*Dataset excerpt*
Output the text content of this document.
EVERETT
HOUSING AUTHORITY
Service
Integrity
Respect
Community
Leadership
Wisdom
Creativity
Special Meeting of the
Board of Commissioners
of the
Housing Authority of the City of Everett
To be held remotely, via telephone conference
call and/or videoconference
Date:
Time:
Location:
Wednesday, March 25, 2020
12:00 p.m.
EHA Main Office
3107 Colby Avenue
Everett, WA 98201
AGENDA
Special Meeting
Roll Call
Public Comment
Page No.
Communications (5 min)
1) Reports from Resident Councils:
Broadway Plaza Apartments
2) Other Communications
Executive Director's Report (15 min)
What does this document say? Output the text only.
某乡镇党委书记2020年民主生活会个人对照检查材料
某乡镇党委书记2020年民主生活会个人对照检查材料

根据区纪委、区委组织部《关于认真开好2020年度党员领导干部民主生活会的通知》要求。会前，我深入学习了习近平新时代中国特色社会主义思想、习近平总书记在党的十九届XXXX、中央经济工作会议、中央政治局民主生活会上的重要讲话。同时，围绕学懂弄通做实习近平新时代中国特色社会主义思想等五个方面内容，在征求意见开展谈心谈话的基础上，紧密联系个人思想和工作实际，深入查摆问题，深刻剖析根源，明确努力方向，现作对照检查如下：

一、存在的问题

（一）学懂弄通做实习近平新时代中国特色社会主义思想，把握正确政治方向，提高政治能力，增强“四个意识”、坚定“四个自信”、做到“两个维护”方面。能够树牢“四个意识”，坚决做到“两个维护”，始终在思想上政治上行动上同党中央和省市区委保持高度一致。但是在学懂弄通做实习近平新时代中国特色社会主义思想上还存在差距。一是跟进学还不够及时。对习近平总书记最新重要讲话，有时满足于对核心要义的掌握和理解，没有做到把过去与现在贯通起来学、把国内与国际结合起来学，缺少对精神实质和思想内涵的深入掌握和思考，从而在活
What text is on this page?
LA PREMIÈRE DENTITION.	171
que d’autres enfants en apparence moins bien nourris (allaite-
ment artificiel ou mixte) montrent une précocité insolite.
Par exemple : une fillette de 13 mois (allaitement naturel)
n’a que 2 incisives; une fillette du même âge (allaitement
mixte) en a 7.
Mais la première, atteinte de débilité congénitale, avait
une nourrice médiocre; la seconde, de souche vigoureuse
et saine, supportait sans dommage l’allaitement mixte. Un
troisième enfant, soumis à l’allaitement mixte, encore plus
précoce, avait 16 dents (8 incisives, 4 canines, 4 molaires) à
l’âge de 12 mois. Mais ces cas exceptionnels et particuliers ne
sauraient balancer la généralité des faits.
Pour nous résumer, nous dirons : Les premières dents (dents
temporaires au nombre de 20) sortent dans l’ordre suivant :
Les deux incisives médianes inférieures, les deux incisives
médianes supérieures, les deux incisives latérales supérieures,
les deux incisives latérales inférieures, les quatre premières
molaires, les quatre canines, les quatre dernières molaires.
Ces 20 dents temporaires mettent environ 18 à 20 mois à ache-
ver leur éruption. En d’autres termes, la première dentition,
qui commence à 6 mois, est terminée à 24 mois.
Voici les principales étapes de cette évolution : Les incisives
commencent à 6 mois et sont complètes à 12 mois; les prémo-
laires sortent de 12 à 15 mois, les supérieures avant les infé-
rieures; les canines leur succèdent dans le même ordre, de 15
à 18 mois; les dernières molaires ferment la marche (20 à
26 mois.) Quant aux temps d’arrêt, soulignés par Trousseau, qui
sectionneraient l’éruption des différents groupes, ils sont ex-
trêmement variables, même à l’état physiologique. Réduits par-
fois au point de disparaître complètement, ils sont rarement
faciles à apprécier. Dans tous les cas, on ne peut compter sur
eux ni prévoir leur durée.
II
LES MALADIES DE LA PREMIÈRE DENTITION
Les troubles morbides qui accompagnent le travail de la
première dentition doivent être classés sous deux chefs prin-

*Given task*
Repeat exactly the lines above from the line that contains "What text is on this page?" through the end. Include both of these ends; leave out everything else.

*Solution for this exercise*
What text is on this page?
LA PREMIÈRE DENTITION.	171
que d’autres enfants en apparence moins bien nourris (allaite-
ment artificiel ou mixte) montrent une précocité insolite.
Par exemple : une fillette de 13 mois (allaitement naturel)
n’a que 2 incisives; une fillette du même âge (allaitement
mixte) en a 7.
Mais la première, atteinte de débilité congénitale, avait
une nourrice médiocre; la seconde, de souche vigoureuse
et saine, supportait sans dommage l’allaitement mixte. Un
troisième enfant, soumis à l’allaitement mixte, encore plus
précoce, avait 16 dents (8 incisives, 4 canines, 4 molaires) à
l’âge de 12 mois. Mais ces cas exceptionnels et particuliers ne
sauraient balancer la généralité des faits.
Pour nous résumer, nous dirons : Les premières dents (dents
temporaires au nombre de 20) sortent dans l’ordre suivant :
Les deux incisives médianes inférieures, les deux incisives
médianes supérieures, les deux incisives latérales supérieures,
les deux incisives latérales inférieures, les quatre premières
molaires, les quatre canines, les quatre dernières molaires.
Ces 20 dents temporaires mettent environ 18 à 20 mois à ache-
ver leur éruption. En d’autres termes, la première dentition,
qui commence à 6 mois, est terminée à 24 mois.
Voici les principales étapes de cette évolution : Les incisives
commencent à 6 mois et sont complètes à 12 mois; les prémo-
laires sortent de 12 à 15 mois, les supérieures avant les infé-
rieures; les canines leur succèdent dans le même ordre, de 15
à 18 mois; les dernières molaires ferment la marche (20 à
26 mois.) Quant aux temps d’arrêt, soulignés par Trousseau, qui
sectionneraient l’éruption des différents groupes, ils sont ex-
trêmement variables, même à l’état physiologique. Réduits par-
fois au point de disparaître complètement, ils sont rarement
faciles à apprécier. Dans tous les cas, on ne peut compter sur
eux ni prévoir leur durée.
II
LES MALADIES DE LA PREMIÈRE DENTITION
Les troubles morbides qui accompagnent le travail de la
première dentition doivent être classés sous deux chefs prin-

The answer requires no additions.